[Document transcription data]
+++++

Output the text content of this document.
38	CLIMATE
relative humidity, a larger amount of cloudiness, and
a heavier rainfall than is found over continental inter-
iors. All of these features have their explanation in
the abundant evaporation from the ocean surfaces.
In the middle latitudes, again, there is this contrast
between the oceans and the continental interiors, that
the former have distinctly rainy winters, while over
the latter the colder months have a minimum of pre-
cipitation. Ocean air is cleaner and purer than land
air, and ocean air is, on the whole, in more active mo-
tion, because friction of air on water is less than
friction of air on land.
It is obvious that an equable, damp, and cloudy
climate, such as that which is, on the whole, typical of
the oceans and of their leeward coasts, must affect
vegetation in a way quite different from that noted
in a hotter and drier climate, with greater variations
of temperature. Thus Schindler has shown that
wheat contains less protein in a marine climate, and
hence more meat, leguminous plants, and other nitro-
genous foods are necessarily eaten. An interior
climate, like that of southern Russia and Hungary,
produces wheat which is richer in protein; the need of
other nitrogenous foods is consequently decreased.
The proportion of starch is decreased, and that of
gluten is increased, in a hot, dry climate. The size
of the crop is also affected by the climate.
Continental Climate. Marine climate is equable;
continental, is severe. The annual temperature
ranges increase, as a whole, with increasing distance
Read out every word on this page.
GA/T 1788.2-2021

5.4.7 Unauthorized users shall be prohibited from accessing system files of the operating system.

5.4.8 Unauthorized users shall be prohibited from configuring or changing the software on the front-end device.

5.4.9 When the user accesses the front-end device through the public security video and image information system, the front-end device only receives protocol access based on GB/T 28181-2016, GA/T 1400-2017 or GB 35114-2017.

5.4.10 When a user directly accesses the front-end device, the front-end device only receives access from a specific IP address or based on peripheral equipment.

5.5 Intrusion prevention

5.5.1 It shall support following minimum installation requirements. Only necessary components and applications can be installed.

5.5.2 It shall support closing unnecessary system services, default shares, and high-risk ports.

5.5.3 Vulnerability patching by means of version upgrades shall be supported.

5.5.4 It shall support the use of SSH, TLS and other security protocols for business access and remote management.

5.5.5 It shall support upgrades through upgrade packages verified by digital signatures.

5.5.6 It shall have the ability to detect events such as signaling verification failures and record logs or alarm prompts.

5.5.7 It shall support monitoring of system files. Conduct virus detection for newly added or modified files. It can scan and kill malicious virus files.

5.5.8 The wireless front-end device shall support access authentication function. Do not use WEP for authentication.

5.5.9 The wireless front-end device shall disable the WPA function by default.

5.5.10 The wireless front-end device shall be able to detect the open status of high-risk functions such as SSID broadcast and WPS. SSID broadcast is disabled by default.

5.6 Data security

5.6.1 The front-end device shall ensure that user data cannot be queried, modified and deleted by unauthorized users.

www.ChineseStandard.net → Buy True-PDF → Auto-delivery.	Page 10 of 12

+++++

◆ **WHAT THE TASK ASKS**: Each line of the entries where the string "receives" occurs should be shown.

◆ **RESPONSE**:
5.4.9 When the user accesses the front-end device through the public security video and image information system, the front-end device only receives protocol access based on GB/T 28181-2016, GA/T 1400-2017 or GB 35114-2017.
5.4.10 When a user directly accesses the front-end device, the front-end device only receives access from a specific IP address or based on peripheral equipment.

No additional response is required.